▶ YOUR TASK: Copy all the material below, exactly as it stands.

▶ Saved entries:
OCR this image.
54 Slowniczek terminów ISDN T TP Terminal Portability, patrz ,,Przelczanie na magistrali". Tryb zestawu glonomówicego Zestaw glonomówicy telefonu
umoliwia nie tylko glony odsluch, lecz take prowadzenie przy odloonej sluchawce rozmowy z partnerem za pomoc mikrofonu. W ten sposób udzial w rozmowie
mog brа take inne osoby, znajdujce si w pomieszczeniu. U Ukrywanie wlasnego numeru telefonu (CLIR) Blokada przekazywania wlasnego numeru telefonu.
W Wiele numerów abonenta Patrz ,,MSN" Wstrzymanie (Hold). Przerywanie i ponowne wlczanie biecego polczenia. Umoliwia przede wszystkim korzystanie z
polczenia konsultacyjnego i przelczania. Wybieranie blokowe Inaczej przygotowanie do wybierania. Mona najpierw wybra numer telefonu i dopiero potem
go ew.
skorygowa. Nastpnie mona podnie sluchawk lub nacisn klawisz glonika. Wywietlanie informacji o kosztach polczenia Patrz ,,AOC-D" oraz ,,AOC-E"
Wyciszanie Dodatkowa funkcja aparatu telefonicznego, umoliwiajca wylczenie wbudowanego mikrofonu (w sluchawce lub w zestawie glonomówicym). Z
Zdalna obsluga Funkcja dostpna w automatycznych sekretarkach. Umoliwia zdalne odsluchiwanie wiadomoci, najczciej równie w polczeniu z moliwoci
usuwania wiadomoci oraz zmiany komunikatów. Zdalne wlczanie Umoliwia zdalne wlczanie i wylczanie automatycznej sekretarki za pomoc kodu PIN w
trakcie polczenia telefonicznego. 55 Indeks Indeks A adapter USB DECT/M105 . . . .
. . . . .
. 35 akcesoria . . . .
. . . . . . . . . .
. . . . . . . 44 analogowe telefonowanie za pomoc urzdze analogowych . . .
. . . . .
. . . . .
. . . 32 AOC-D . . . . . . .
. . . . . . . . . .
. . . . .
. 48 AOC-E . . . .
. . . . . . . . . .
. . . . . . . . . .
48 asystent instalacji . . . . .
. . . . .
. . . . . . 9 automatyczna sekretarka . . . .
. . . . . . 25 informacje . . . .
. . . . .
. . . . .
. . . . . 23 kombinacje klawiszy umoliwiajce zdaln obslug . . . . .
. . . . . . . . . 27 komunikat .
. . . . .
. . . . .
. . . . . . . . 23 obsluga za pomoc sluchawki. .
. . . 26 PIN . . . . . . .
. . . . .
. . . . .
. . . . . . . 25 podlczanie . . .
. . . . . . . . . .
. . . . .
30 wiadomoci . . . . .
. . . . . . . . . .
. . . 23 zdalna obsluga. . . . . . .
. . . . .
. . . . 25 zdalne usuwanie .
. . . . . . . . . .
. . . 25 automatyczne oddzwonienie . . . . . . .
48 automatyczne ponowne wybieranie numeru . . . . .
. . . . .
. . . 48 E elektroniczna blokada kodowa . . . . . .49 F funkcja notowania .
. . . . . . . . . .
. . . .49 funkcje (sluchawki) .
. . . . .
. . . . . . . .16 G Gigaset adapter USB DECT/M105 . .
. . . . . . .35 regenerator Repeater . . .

▶ FINISHED EXERCISE:
OCR this image.
54 Slowniczek terminów ISDN T TP Terminal Portability, patrz ,,Przelczanie na magistrali". Tryb zestawu glonomówicego Zestaw glonomówicy telefonu
umoliwia nie tylko glony odsluch, lecz take prowadzenie przy odloonej sluchawce rozmowy z partnerem za pomoc mikrofonu. W ten sposób udzial w rozmowie
mog brа take inne osoby, znajdujce si w pomieszczeniu. U Ukrywanie wlasnego numeru telefonu (CLIR) Blokada przekazywania wlasnego numeru telefonu.
W Wiele numerów abonenta Patrz ,,MSN" Wstrzymanie (Hold). Przerywanie i ponowne wlczanie biecego polczenia. Umoliwia przede wszystkim korzystanie z
polczenia konsultacyjnego i przelczania. Wybieranie blokowe Inaczej przygotowanie do wybierania. Mona najpierw wybra numer telefonu i dopiero potem
go ew.
skorygowa. Nastpnie mona podnie sluchawk lub nacisn klawisz glonika. Wywietlanie informacji o kosztach polczenia Patrz ,,AOC-D" oraz ,,AOC-E"
Wyciszanie Dodatkowa funkcja aparatu telefonicznego, umoliwiajca wylczenie wbudowanego mikrofonu (w sluchawce lub w zestawie glonomówicym). Z
Zdalna obsluga Funkcja dostpna w automatycznych sekretarkach. Umoliwia zdalne odsluchiwanie wiadomoci, najczciej równie w polczeniu z moliwoci
usuwania wiadomoci oraz zmiany komunikatów. Zdalne wlczanie Umoliwia zdalne wlczanie i wylczanie automatycznej sekretarki za pomoc kodu PIN w
trakcie polczenia telefonicznego. 55 Indeks Indeks A adapter USB DECT/M105 . . . .
. . . . .
. 35 akcesoria . . . .
. . . . . . . . . .
. . . . . . . 44 analogowe telefonowanie za pomoc urzdze analogowych . . .
. . . . .
. . . . .
. . . 32 AOC-D . . . . . . .
. . . . . . . . . .
. . . . .
. 48 AOC-E . . . .
. . . . . . . . . .
. . . . . . . . . .
48 asystent instalacji . . . . .
. . . . .
. . . . . . 9 automatyczna sekretarka . . . .
. . . . . . 25 informacje . . . .
. . . . .
. . . . .
. . . . . 23 kombinacje klawiszy umoliwiajce zdaln obslug . . . . .
. . . . . . . . . 27 komunikat .
. . . . .
. . . . .
. . . . . . . . 23 obsluga za pomoc sluchawki. .
. . . 26 PIN . . . . . . .
. . . . .
. . . . .
. . . . . . . 25 podlczanie . . .
. . . . . . . . . .
. . . . .
30 wiadomoci . . . . .
. . . . . . . . . .
. . . 23 zdalna obsluga. . . . . . .
. . . . .
. . . . 25 zdalne usuwanie .
. . . . . . . . . .
. . . 25 automatyczne oddzwonienie . . . . . . .
48 automatyczne ponowne wybieranie numeru . . . . .
. . . . .
. . . 48 E elektroniczna blokada kodowa . . . . . .49 F funkcja notowania .
. . . . . . . . . .
. . . .49 funkcje (sluchawki) .
. . . . .
. . . . . . . .16 G Gigaset adapter USB DECT/M105 . .
. . . . . . .35 regenerator Repeater . . .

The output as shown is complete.